■ What you have to do: Reproduce all of the material word for word.
-- start of Data shown --
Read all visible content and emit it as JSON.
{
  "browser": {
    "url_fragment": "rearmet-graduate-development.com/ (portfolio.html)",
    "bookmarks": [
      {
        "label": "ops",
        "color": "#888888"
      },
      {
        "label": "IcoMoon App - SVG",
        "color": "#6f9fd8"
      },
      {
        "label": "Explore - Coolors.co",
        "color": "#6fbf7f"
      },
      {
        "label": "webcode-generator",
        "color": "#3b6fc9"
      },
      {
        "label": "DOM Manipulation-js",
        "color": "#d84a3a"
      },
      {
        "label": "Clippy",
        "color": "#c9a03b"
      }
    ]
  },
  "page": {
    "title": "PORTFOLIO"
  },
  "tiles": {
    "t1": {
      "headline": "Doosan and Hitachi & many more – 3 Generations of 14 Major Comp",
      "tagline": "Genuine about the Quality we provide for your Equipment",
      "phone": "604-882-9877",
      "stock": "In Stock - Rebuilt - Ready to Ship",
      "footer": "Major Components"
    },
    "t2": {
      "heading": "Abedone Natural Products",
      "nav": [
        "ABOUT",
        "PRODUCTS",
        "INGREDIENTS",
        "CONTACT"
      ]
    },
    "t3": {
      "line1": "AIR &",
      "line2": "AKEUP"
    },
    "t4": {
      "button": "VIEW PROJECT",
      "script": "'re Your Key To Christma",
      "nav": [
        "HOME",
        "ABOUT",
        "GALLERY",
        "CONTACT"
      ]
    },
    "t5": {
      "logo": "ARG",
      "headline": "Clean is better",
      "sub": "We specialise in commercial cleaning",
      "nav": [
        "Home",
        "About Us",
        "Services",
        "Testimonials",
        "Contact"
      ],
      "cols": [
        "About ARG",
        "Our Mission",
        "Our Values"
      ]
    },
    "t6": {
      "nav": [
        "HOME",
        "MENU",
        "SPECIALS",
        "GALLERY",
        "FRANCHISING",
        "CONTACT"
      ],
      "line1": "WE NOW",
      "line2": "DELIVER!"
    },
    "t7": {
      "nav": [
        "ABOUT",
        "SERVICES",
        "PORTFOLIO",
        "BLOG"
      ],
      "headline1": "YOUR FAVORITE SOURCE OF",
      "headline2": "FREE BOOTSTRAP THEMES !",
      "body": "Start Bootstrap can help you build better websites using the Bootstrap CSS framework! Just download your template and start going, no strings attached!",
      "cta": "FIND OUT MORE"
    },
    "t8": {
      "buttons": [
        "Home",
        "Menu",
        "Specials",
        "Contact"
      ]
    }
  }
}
-- end of Data shown --
■ The result:
Read all visible content and emit it as JSON.
{
  "browser": {
    "url_fragment": "rearmet-graduate-development.com/ (portfolio.html)",
    "bookmarks": [
      {
        "label": "ops",
        "color": "#888888"
      },
      {
        "label": "IcoMoon App - SVG",
        "color": "#6f9fd8"
      },
      {
        "label": "Explore - Coolors.co",
        "color": "#6fbf7f"
      },
      {
        "label": "webcode-generator",
        "color": "#3b6fc9"
      },
      {
        "label": "DOM Manipulation-js",
        "color": "#d84a3a"
      },
      {
        "label": "Clippy",
        "color": "#c9a03b"
      }
    ]
  },
  "page": {
    "title": "PORTFOLIO"
  },
  "tiles": {
    "t1": {
      "headline": "Doosan and Hitachi & many more – 3 Generations of 14 Major Comp",
      "tagline": "Genuine about the Quality we provide for your Equipment",
      "phone": "604-882-9877",
      "stock": "In Stock - Rebuilt - Ready to Ship",
      "footer": "Major Components"
    },
    "t2": {
      "heading": "Abedone Natural Products",
      "nav": [
        "ABOUT",
        "PRODUCTS",
        "INGREDIENTS",
        "CONTACT"
      ]
    },
    "t3": {
      "line1": "AIR &",
      "line2": "AKEUP"
    },
    "t4": {
      "button": "VIEW PROJECT",
      "script": "'re Your Key To Christma",
      "nav": [
        "HOME",
        "ABOUT",
        "GALLERY",
        "CONTACT"
      ]
    },
    "t5": {
      "logo": "ARG",
      "headline": "Clean is better",
      "sub": "We specialise in commercial cleaning",
      "nav": [
        "Home",
        "About Us",
        "Services",
        "Testimonials",
        "Contact"
      ],
      "cols": [
        "About ARG",
        "Our Mission",
        "Our Values"
      ]
    },
    "t6": {
      "nav": [
        "HOME",
        "MENU",
        "SPECIALS",
        "GALLERY",
        "FRANCHISING",
        "CONTACT"
      ],
      "line1": "WE NOW",
      "line2": "DELIVER!"
    },
    "t7": {
      "nav": [
        "ABOUT",
        "SERVICES",
        "PORTFOLIO",
        "BLOG"
      ],
      "headline1": "YOUR FAVORITE SOURCE OF",
      "headline2": "FREE BOOTSTRAP THEMES !",
      "body": "Start Bootstrap can help you build better websites using the Bootstrap CSS framework! Just download your template and start going, no strings attached!",
      "cta": "FIND OUT MORE"
    },
    "t8": {
      "buttons": [
        "Home",
        "Menu",
        "Specials",
        "Contact"
      ]
    }
  }
}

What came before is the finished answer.